_What you have to do:_ Copy out the listing that follows, exact in every word, and skip the images.

··· Given data

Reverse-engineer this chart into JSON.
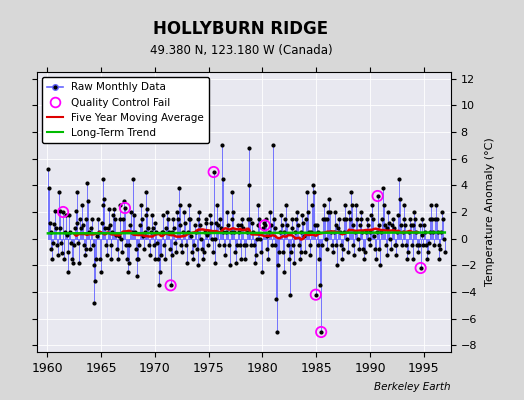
{
  "title": "HOLLYBURN RIDGE",
  "subtitle": "49.380 N, 123.180 W (Canada)",
  "ylabel": "Temperature Anomaly (°C)",
  "watermark": "Berkeley Earth",
  "xlim": [
    1959.0,
    1997.5
  ],
  "ylim": [
    -8.5,
    12.5
  ],
  "yticks": [
    -8,
    -6,
    -4,
    -2,
    0,
    2,
    4,
    6,
    8,
    10,
    12
  ],
  "xticks": [
    1960,
    1965,
    1970,
    1975,
    1980,
    1985,
    1990,
    1995
  ],
  "bg_color": "#d8d8d8",
  "plot_bg_color": "#e8e8f0",
  "line_color": "#6666ff",
  "marker_color": "#000000",
  "ma_color": "#dd0000",
  "trend_color": "#00bb00",
  "qc_color": "#ff00ff",
  "seed": 42,
  "anomaly_data": [
    5.2,
    3.8,
    1.2,
    0.5,
    -0.8,
    -1.5,
    -0.3,
    1.1,
    2.1,
    0.8,
    -0.5,
    -1.2,
    3.5,
    2.1,
    0.8,
    -0.3,
    -1.1,
    -2.0,
    -1.5,
    0.5,
    1.8,
    0.3,
    -1.0,
    -2.5,
    1.8,
    0.5,
    -0.3,
    -1.5,
    -1.8,
    -0.5,
    0.8,
    2.1,
    3.5,
    1.2,
    -0.3,
    -1.8,
    1.5,
    0.8,
    2.5,
    1.0,
    -0.5,
    -1.2,
    -0.8,
    1.5,
    4.2,
    2.8,
    0.5,
    -0.8,
    0.8,
    1.5,
    -0.5,
    -2.0,
    -4.8,
    -3.2,
    -1.5,
    0.2,
    1.5,
    0.5,
    -1.5,
    -2.5,
    1.2,
    2.5,
    4.5,
    3.0,
    0.8,
    -0.5,
    -1.2,
    0.8,
    2.2,
    1.0,
    -0.5,
    -1.5,
    0.5,
    1.8,
    2.2,
    1.5,
    0.3,
    -0.8,
    -1.5,
    0.2,
    2.5,
    1.5,
    0.0,
    -1.0,
    1.5,
    2.8,
    1.0,
    -0.5,
    -1.5,
    -2.5,
    -1.8,
    -0.5,
    1.0,
    2.0,
    0.5,
    -1.5,
    1.8,
    0.5,
    -0.8,
    -1.5,
    -2.8,
    -1.5,
    -0.5,
    1.0,
    2.5,
    1.5,
    0.2,
    -0.8,
    0.5,
    1.8,
    3.5,
    2.2,
    0.8,
    -0.5,
    -1.2,
    0.5,
    1.8,
    0.8,
    -0.5,
    -1.5,
    1.2,
    0.5,
    -0.3,
    -1.5,
    -3.5,
    -2.5,
    -1.2,
    0.5,
    1.8,
    0.5,
    -0.5,
    -1.5,
    0.8,
    2.0,
    1.5,
    0.5,
    -0.8,
    -1.8,
    -1.2,
    0.5,
    1.5,
    0.8,
    -0.3,
    -1.0,
    2.0,
    1.5,
    3.8,
    2.5,
    1.0,
    -0.5,
    -1.0,
    0.5,
    2.0,
    1.2,
    -0.5,
    -1.8,
    0.5,
    1.5,
    2.5,
    1.5,
    0.2,
    -1.0,
    -1.5,
    -0.5,
    1.0,
    0.5,
    -0.8,
    -2.0,
    1.5,
    2.0,
    1.0,
    0.0,
    -0.8,
    -1.5,
    -1.0,
    0.5,
    1.5,
    1.2,
    0.3,
    -0.5,
    0.5,
    1.8,
    1.2,
    0.0,
    -1.0,
    -2.5,
    -1.8,
    0.0,
    1.2,
    2.5,
    1.0,
    -0.5,
    1.5,
    0.8,
    7.0,
    4.5,
    0.5,
    -0.5,
    -1.2,
    0.5,
    2.0,
    1.0,
    -0.5,
    -2.0,
    0.5,
    1.5,
    3.5,
    2.0,
    0.5,
    -1.0,
    -1.8,
    -0.5,
    1.0,
    0.5,
    -0.5,
    -1.5,
    1.0,
    1.5,
    0.8,
    -0.5,
    -1.5,
    -0.5,
    0.5,
    1.5,
    6.8,
    4.0,
    1.5,
    -0.5,
    1.2,
    0.5,
    -0.5,
    -1.8,
    -1.2,
    0.0,
    1.0,
    2.5,
    1.5,
    0.0,
    -1.0,
    -2.5,
    0.8,
    1.2,
    2.5,
    1.5,
    0.2,
    -0.8,
    -1.5,
    0.5,
    2.0,
    1.0,
    -0.5,
    -1.5,
    1.5,
    0.8,
    -0.5,
    -4.5,
    -7.0,
    -2.0,
    -1.0,
    0.5,
    1.8,
    1.0,
    -1.0,
    -2.5,
    0.5,
    1.5,
    2.5,
    1.0,
    -0.5,
    -1.5,
    -4.2,
    -1.0,
    1.5,
    0.8,
    -0.5,
    -1.8,
    0.5,
    1.5,
    2.0,
    1.0,
    -0.5,
    -1.5,
    -1.0,
    0.5,
    1.8,
    1.2,
    0.2,
    -1.0,
    1.5,
    3.5,
    2.0,
    0.5,
    -0.5,
    -1.2,
    0.5,
    2.5,
    4.0,
    3.5,
    1.0,
    -0.5,
    1.0,
    0.5,
    -0.5,
    -1.5,
    -3.5,
    -1.0,
    -0.5,
    1.5,
    2.5,
    1.5,
    0.0,
    -0.8,
    1.5,
    2.0,
    3.0,
    2.0,
    0.5,
    -0.5,
    -1.0,
    0.5,
    2.0,
    1.0,
    -0.5,
    -2.0,
    0.8,
    1.5,
    0.5,
    -0.5,
    -1.5,
    -0.8,
    0.5,
    1.5,
    2.5,
    1.5,
    0.0,
    -1.0,
    2.0,
    1.5,
    3.5,
    2.5,
    1.0,
    -0.5,
    -1.2,
    0.5,
    2.5,
    1.5,
    0.0,
    -0.8,
    1.0,
    2.0,
    1.5,
    0.5,
    -0.8,
    -1.5,
    -1.0,
    0.5,
    1.5,
    1.0,
    0.0,
    -0.5,
    0.5,
    1.8,
    2.5,
    1.5,
    0.2,
    -0.8,
    -1.5,
    0.5,
    2.0,
    1.0,
    -0.8,
    -2.0,
    0.5,
    1.5,
    3.8,
    2.5,
    1.0,
    -0.5,
    -1.2,
    0.8,
    2.0,
    1.2,
    0.0,
    -0.8,
    1.0,
    1.5,
    0.8,
    -0.5,
    -1.2,
    -0.5,
    0.5,
    1.8,
    4.5,
    3.0,
    1.0,
    -0.5,
    0.5,
    1.5,
    2.5,
    1.0,
    -0.5,
    -1.5,
    -1.0,
    0.5,
    1.5,
    1.0,
    -0.5,
    -1.5,
    1.0,
    2.0,
    1.5,
    0.5,
    -0.5,
    -1.0,
    -0.5,
    1.0,
    2.5,
    1.5,
    0.3,
    -0.5,
    1.0,
    0.5,
    -0.5,
    -1.5,
    -1.0,
    -0.3,
    0.5,
    1.5,
    2.5,
    1.5,
    0.5,
    -0.5,
    1.5,
    2.5,
    1.5,
    0.5,
    -0.5,
    -1.5,
    -0.8,
    0.5,
    2.0,
    1.5,
    0.0,
    -1.0
  ],
  "qc_times": [
    1961.58,
    1967.25,
    1971.5,
    1975.58,
    1980.25,
    1984.92,
    1985.42,
    1990.75,
    1991.08,
    1994.75
  ],
  "qc_values": [
    2.1,
    2.0,
    -3.5,
    5.0,
    1.0,
    -4.2,
    -7.0,
    3.2,
    1.5,
    -2.2
  ]
}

······

_The reply:_
Reverse-engineer this chart into JSON.
{
  "title": "HOLLYBURN RIDGE",
  "subtitle": "49.380 N, 123.180 W (Canada)",
  "ylabel": "Temperature Anomaly (°C)",
  "watermark": "Berkeley Earth",
  "xlim": [
    1959.0,
    1997.5
  ],
  "ylim": [
    -8.5,
    12.5
  ],
  "yticks": [
    -8,
    -6,
    -4,
    -2,
    0,
    2,
    4,
    6,
    8,
    10,
    12
  ],
  "xticks": [
    1960,
    1965,
    1970,
    1975,
    1980,
    1985,
    1990,
    1995
  ],
  "bg_color": "#d8d8d8",
  "plot_bg_color": "#e8e8f0",
  "line_color": "#6666ff",
  "marker_color": "#000000",
  "ma_color": "#dd0000",
  "trend_color": "#00bb00",
  "qc_color": "#ff00ff",
  "seed": 42,
  "anomaly_data": [
    5.2,
    3.8,
    1.2,
    0.5,
    -0.8,
    -1.5,
    -0.3,
    1.1,
    2.1,
    0.8,
    -0.5,
    -1.2,
    3.5,
    2.1,
    0.8,
    -0.3,
    -1.1,
    -2.0,
    -1.5,
    0.5,
    1.8,
    0.3,
    -1.0,
    -2.5,
    1.8,
    0.5,
    -0.3,
    -1.5,
    -1.8,
    -0.5,
    0.8,
    2.1,
    3.5,
    1.2,
    -0.3,
    -1.8,
    1.5,
    0.8,
    2.5,
    1.0,
    -0.5,
    -1.2,
    -0.8,
    1.5,
    4.2,
    2.8,
    0.5,
    -0.8,
    0.8,
    1.5,
    -0.5,
    -2.0,
    -4.8,
    -3.2,
    -1.5,
    0.2,
    1.5,
    0.5,
    -1.5,
    -2.5,
    1.2,
    2.5,
    4.5,
    3.0,
    0.8,
    -0.5,
    -1.2,
    0.8,
    2.2,
    1.0,
    -0.5,
    -1.5,
    0.5,
    1.8,
    2.2,
    1.5,
    0.3,
    -0.8,
    -1.5,
    0.2,
    2.5,
    1.5,
    0.0,
    -1.0,
    1.5,
    2.8,
    1.0,
    -0.5,
    -1.5,
    -2.5,
    -1.8,
    -0.5,
    1.0,
    2.0,
    0.5,
    -1.5,
    1.8,
    0.5,
    -0.8,
    -1.5,
    -2.8,
    -1.5,
    -0.5,
    1.0,
    2.5,
    1.5,
    0.2,
    -0.8,
    0.5,
    1.8,
    3.5,
    2.2,
    0.8,
    -0.5,
    -1.2,
    0.5,
    1.8,
    0.8,
    -0.5,
    -1.5,
    1.2,
    0.5,
    -0.3,
    -1.5,
    -3.5,
    -2.5,
    -1.2,
    0.5,
    1.8,
    0.5,
    -0.5,
    -1.5,
    0.8,
    2.0,
    1.5,
    0.5,
    -0.8,
    -1.8,
    -1.2,
    0.5,
    1.5,
    0.8,
    -0.3,
    -1.0,
    2.0,
    1.5,
    3.8,
    2.5,
    1.0,
    -0.5,
    -1.0,
    0.5,
    2.0,
    1.2,
    -0.5,
    -1.8,
    0.5,
    1.5,
    2.5,
    1.5,
    0.2,
    -1.0,
    -1.5,
    -0.5,
    1.0,
    0.5,
    -0.8,
    -2.0,
    1.5,
    2.0,
    1.0,
    0.0,
    -0.8,
    -1.5,
    -1.0,
    0.5,
    1.5,
    1.2,
    0.3,
    -0.5,
    0.5,
    1.8,
    1.2,
    0.0,
    -1.0,
    -2.5,
    -1.8,
    0.0,
    1.2,
    2.5,
    1.0,
    -0.5,
    1.5,
    0.8,
    7.0,
    4.5,
    0.5,
    -0.5,
    -1.2,
    0.5,
    2.0,
    1.0,
    -0.5,
    -2.0,
    0.5,
    1.5,
    3.5,
    2.0,
    0.5,
    -1.0,
    -1.8,
    -0.5,
    1.0,
    0.5,
    -0.5,
    -1.5,
    1.0,
    1.5,
    0.8,
    -0.5,
    -1.5,
    -0.5,
    0.5,
    1.5,
    6.8,
    4.0,
    1.5,
    -0.5,
    1.2,
    0.5,
    -0.5,
    -1.8,
    -1.2,
    0.0,
    1.0,
    2.5,
    1.5,
    0.0,
    -1.0,
    -2.5,
    0.8,
    1.2,
    2.5,
    1.5,
    0.2,
    -0.8,
    -1.5,
    0.5,
    2.0,
    1.0,
    -0.5,
    -1.5,
    1.5,
    0.8,
    -0.5,
    -4.5,
    -7.0,
    -2.0,
    -1.0,
    0.5,
    1.8,
    1.0,
    -1.0,
    -2.5,
    0.5,
    1.5,
    2.5,
    1.0,
    -0.5,
    -1.5,
    -4.2,
    -1.0,
    1.5,
    0.8,
    -0.5,
    -1.8,
    0.5,
    1.5,
    2.0,
    1.0,
    -0.5,
    -1.5,
    -1.0,
    0.5,
    1.8,
    1.2,
    0.2,
    -1.0,
    1.5,
    3.5,
    2.0,
    0.5,
    -0.5,
    -1.2,
    0.5,
    2.5,
    4.0,
    3.5,
    1.0,
    -0.5,
    1.0,
    0.5,
    -0.5,
    -1.5,
    -3.5,
    -1.0,
    -0.5,
    1.5,
    2.5,
    1.5,
    0.0,
    -0.8,
    1.5,
    2.0,
    3.0,
    2.0,
    0.5,
    -0.5,
    -1.0,
    0.5,
    2.0,
    1.0,
    -0.5,
    -2.0,
    0.8,
    1.5,
    0.5,
    -0.5,
    -1.5,
    -0.8,
    0.5,
    1.5,
    2.5,
    1.5,
    0.0,
    -1.0,
    2.0,
    1.5,
    3.5,
    2.5,
    1.0,
    -0.5,
    -1.2,
    0.5,
    2.5,
    1.5,
    0.0,
    -0.8,
    1.0,
    2.0,
    1.5,
    0.5,
    -0.8,
    -1.5,
    -1.0,
    0.5,
    1.5,
    1.0,
    0.0,
    -0.5,
    0.5,
    1.8,
    2.5,
    1.5,
    0.2,
    -0.8,
    -1.5,
    0.5,
    2.0,
    1.0,
    -0.8,
    -2.0,
    0.5,
    1.5,
    3.8,
    2.5,
    1.0,
    -0.5,
    -1.2,
    0.8,
    2.0,
    1.2,
    0.0,
    -0.8,
    1.0,
    1.5,
    0.8,
    -0.5,
    -1.2,
    -0.5,
    0.5,
    1.8,
    4.5,
    3.0,
    1.0,
    -0.5,
    0.5,
    1.5,
    2.5,
    1.0,
    -0.5,
    -1.5,
    -1.0,
    0.5,
    1.5,
    1.0,
    -0.5,
    -1.5,
    1.0,
    2.0,
    1.5,
    0.5,
    -0.5,
    -1.0,
    -0.5,
    1.0,
    2.5,
    1.5,
    0.3,
    -0.5,
    1.0,
    0.5,
    -0.5,
    -1.5,
    -1.0,
    -0.3,
    0.5,
    1.5,
    2.5,
    1.5,
    0.5,
    -0.5,
    1.5,
    2.5,
    1.5,
    0.5,
    -0.5,
    -1.5,
    -0.8,
    0.5,
    2.0,
    1.5,
    0.0,
    -1.0
  ],
  "qc_times": [
    1961.58,
    1967.25,
    1971.5,
    1975.58,
    1980.25,
    1984.92,
    1985.42,
    1990.75,
    1991.08,
    1994.75
  ],
  "qc_values": [
    2.1,
    2.0,
    -3.5,
    5.0,
    1.0,
    -4.2,
    -7.0,
    3.2,
    1.5,
    -2.2
  ]
}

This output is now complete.